**GOAL OF THE EXERCISE**
The records below are to be repeated in full, exactly as they are.

**AVAILABLE DATA**

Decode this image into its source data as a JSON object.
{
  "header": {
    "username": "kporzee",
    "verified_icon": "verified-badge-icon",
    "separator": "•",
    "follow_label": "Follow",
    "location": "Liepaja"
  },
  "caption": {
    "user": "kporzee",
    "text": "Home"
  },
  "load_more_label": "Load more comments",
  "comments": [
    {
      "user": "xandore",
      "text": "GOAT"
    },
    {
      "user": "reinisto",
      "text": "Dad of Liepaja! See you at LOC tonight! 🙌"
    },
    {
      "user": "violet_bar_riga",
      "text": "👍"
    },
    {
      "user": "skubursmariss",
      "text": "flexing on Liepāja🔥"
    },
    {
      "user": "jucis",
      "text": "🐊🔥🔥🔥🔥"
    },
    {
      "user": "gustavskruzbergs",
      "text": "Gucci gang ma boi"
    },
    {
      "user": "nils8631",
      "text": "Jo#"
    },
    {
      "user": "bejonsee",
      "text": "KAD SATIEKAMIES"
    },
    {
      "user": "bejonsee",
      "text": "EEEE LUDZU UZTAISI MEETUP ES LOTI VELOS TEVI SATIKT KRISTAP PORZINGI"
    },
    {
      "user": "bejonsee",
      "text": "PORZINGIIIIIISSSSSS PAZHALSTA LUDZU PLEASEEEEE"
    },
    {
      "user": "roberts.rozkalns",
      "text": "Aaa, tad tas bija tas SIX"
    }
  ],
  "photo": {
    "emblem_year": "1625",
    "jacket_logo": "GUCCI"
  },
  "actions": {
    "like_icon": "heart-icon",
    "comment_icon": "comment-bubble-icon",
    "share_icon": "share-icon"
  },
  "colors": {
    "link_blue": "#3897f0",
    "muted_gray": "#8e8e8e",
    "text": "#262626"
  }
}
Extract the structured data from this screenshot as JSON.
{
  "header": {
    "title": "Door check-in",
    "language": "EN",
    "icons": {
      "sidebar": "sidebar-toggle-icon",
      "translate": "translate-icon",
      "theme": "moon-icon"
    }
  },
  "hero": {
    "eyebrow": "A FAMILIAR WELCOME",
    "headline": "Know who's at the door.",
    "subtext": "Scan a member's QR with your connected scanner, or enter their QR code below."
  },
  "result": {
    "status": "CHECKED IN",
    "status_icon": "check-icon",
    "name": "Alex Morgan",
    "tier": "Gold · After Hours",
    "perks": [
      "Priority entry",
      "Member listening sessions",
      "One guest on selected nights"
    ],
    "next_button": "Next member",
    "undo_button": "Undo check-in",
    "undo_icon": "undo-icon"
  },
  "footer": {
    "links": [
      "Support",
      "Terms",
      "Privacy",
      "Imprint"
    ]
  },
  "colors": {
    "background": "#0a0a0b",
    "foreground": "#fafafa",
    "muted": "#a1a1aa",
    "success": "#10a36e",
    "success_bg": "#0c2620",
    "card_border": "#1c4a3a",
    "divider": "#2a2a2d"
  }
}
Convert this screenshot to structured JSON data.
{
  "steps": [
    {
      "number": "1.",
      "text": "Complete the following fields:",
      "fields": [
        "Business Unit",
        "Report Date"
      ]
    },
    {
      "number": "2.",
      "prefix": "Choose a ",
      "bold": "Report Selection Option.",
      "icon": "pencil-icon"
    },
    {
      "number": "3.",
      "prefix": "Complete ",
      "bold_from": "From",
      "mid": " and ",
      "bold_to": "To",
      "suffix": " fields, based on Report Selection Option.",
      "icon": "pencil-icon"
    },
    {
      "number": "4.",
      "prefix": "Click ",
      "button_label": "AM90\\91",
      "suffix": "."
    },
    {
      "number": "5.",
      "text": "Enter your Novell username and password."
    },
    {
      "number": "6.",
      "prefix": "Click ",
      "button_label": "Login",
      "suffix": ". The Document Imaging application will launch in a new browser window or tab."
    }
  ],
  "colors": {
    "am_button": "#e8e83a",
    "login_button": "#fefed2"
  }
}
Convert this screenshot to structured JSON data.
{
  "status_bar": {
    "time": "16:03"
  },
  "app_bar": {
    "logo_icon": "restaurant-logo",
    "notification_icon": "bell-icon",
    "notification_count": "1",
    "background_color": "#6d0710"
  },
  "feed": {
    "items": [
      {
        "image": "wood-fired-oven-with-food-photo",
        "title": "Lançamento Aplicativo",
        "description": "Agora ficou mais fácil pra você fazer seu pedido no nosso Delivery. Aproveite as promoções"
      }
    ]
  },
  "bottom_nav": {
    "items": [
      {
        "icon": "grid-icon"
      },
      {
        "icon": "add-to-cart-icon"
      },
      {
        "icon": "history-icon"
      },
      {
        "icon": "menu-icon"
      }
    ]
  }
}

**REPLY**
Decode this image into its source data as a JSON object.
{
  "header": {
    "username": "kporzee",
    "verified_icon": "verified-badge-icon",
    "separator": "•",
    "follow_label": "Follow",
    "location": "Liepaja"
  },
  "caption": {
    "user": "kporzee",
    "text": "Home"
  },
  "load_more_label": "Load more comments",
  "comments": [
    {
      "user": "xandore",
      "text": "GOAT"
    },
    {
      "user": "reinisto",
      "text": "Dad of Liepaja! See you at LOC tonight! 🙌"
    },
    {
      "user": "violet_bar_riga",
      "text": "👍"
    },
    {
      "user": "skubursmariss",
      "text": "flexing on Liepāja🔥"
    },
    {
      "user": "jucis",
      "text": "🐊🔥🔥🔥🔥"
    },
    {
      "user": "gustavskruzbergs",
      "text": "Gucci gang ma boi"
    },
    {
      "user": "nils8631",
      "text": "Jo#"
    },
    {
      "user": "bejonsee",
      "text": "KAD SATIEKAMIES"
    },
    {
      "user": "bejonsee",
      "text": "EEEE LUDZU UZTAISI MEETUP ES LOTI VELOS TEVI SATIKT KRISTAP PORZINGI"
    },
    {
      "user": "bejonsee",
      "text": "PORZINGIIIIIISSSSSS PAZHALSTA LUDZU PLEASEEEEE"
    },
    {
      "user": "roberts.rozkalns",
      "text": "Aaa, tad tas bija tas SIX"
    }
  ],
  "photo": {
    "emblem_year": "1625",
    "jacket_logo": "GUCCI"
  },
  "actions": {
    "like_icon": "heart-icon",
    "comment_icon": "comment-bubble-icon",
    "share_icon": "share-icon"
  },
  "colors": {
    "link_blue": "#3897f0",
    "muted_gray": "#8e8e8e",
    "text": "#262626"
  }
}
Extract the structured data from this screenshot as JSON.
{
  "header": {
    "title": "Door check-in",
    "language": "EN",
    "icons": {
      "sidebar": "sidebar-toggle-icon",
      "translate": "translate-icon",
      "theme": "moon-icon"
    }
  },
  "hero": {
    "eyebrow": "A FAMILIAR WELCOME",
    "headline": "Know who's at the door.",
    "subtext": "Scan a member's QR with your connected scanner, or enter their QR code below."
  },
  "result": {
    "status": "CHECKED IN",
    "status_icon": "check-icon",
    "name": "Alex Morgan",
    "tier": "Gold · After Hours",
    "perks": [
      "Priority entry",
      "Member listening sessions",
      "One guest on selected nights"
    ],
    "next_button": "Next member",
    "undo_button": "Undo check-in",
    "undo_icon": "undo-icon"
  },
  "footer": {
    "links": [
      "Support",
      "Terms",
      "Privacy",
      "Imprint"
    ]
  },
  "colors": {
    "background": "#0a0a0b",
    "foreground": "#fafafa",
    "muted": "#a1a1aa",
    "success": "#10a36e",
    "success_bg": "#0c2620",
    "card_border": "#1c4a3a",
    "divider": "#2a2a2d"
  }
}
Convert this screenshot to structured JSON data.
{
  "steps": [
    {
      "number": "1.",
      "text": "Complete the following fields:",
      "fields": [
        "Business Unit",
        "Report Date"
      ]
    },
    {
      "number": "2.",
      "prefix": "Choose a ",
      "bold": "Report Selection Option.",
      "icon": "pencil-icon"
    },
    {
      "number": "3.",
      "prefix": "Complete ",
      "bold_from": "From",
      "mid": " and ",
      "bold_to": "To",
      "suffix": " fields, based on Report Selection Option.",
      "icon": "pencil-icon"
    },
    {
      "number": "4.",
      "prefix": "Click ",
      "button_label": "AM90\\91",
      "suffix": "."
    },
    {
      "number": "5.",
      "text": "Enter your Novell username and password."
    },
    {
      "number": "6.",
      "prefix": "Click ",
      "button_label": "Login",
      "suffix": ". The Document Imaging application will launch in a new browser window or tab."
    }
  ],
  "colors": {
    "am_button": "#e8e83a",
    "login_button": "#fefed2"
  }
}
Convert this screenshot to structured JSON data.
{
  "status_bar": {
    "time": "16:03"
  },
  "app_bar": {
    "logo_icon": "restaurant-logo",
    "notification_icon": "bell-icon",
    "notification_count": "1",
    "background_color": "#6d0710"
  },
  "feed": {
    "items": [
      {
        "image": "wood-fired-oven-with-food-photo",
        "title": "Lançamento Aplicativo",
        "description": "Agora ficou mais fácil pra você fazer seu pedido no nosso Delivery. Aproveite as promoções"
      }
    ]
  },
  "bottom_nav": {
    "items": [
      {
        "icon": "grid-icon"
      },
      {
        "icon": "add-to-cart-icon"
      },
      {
        "icon": "history-icon"
      },
      {
        "icon": "menu-icon"
      }
    ]
  }
}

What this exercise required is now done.